| Your goal |
Count, in the entries below, the lines in which "dass" occurs. Give the number, nothing more.

(A block of data)
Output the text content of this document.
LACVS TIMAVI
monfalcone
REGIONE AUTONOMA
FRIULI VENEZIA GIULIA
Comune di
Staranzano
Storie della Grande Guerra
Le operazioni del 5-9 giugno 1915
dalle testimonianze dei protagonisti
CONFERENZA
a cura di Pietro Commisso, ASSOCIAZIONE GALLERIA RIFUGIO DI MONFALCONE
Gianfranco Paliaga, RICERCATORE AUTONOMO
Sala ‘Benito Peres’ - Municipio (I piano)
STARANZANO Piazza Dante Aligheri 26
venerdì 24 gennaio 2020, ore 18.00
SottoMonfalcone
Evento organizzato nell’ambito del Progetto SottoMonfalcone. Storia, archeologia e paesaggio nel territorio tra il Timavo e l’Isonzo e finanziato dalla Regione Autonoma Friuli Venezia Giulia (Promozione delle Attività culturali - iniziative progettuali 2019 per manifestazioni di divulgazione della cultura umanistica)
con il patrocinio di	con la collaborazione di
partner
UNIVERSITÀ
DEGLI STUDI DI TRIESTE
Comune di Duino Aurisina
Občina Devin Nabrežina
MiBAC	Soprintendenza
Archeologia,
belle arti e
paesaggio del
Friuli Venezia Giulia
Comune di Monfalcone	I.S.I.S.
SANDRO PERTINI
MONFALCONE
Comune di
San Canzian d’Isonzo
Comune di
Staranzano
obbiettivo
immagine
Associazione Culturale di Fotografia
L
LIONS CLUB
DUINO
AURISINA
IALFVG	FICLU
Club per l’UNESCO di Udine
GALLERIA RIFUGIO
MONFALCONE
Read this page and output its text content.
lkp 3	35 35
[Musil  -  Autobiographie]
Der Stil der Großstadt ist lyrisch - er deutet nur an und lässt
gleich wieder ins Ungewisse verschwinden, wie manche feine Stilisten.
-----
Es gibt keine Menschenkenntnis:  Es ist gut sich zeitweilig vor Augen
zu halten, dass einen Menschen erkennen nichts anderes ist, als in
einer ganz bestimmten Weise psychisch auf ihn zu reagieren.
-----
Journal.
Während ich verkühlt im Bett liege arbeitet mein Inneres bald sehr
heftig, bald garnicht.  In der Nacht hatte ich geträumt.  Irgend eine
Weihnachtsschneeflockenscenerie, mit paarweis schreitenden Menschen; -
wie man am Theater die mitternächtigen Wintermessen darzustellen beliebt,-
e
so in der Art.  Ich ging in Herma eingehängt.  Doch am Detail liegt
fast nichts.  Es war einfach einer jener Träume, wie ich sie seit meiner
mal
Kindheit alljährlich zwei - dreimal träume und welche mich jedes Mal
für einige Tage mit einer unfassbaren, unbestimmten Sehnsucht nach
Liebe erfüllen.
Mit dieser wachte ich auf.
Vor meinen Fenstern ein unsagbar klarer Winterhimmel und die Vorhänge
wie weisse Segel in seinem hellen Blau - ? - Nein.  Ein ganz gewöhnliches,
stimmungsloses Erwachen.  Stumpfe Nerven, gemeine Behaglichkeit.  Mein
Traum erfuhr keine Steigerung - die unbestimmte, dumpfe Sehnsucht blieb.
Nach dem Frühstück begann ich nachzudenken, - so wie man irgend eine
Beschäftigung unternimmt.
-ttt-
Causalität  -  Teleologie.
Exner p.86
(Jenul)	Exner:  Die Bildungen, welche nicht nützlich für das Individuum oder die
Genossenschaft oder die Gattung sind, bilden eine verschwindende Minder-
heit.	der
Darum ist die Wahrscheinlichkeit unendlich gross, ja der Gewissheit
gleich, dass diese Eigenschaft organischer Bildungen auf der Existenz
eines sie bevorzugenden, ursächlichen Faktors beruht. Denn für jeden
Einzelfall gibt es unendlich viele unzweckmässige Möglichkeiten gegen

| Reply to the exercise |
2